╭──

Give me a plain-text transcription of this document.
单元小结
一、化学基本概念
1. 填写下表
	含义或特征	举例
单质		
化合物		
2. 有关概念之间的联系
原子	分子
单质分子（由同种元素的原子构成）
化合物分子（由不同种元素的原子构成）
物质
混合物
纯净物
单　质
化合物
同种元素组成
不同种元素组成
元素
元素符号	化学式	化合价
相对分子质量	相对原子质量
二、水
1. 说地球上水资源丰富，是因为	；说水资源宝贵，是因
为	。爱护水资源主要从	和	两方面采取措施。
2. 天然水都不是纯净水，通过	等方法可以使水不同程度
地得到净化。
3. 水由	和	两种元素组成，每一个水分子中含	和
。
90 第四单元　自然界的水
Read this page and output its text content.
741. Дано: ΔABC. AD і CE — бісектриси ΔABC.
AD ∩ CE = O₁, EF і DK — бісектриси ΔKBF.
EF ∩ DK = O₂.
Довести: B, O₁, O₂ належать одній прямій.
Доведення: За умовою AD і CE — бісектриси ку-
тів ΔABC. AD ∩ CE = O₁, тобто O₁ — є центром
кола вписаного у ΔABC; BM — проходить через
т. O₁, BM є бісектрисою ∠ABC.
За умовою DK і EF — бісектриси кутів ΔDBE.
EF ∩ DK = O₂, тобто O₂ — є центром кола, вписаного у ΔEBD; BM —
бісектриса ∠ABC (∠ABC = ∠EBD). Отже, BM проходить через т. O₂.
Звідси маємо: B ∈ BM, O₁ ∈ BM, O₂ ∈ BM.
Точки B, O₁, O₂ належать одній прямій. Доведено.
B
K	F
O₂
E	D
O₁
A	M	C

╰──

**Given problem:** Show each line of the data that contains the string "text".

**Solution:**
Give me a plain-text transcription of this document.
Read this page and output its text content.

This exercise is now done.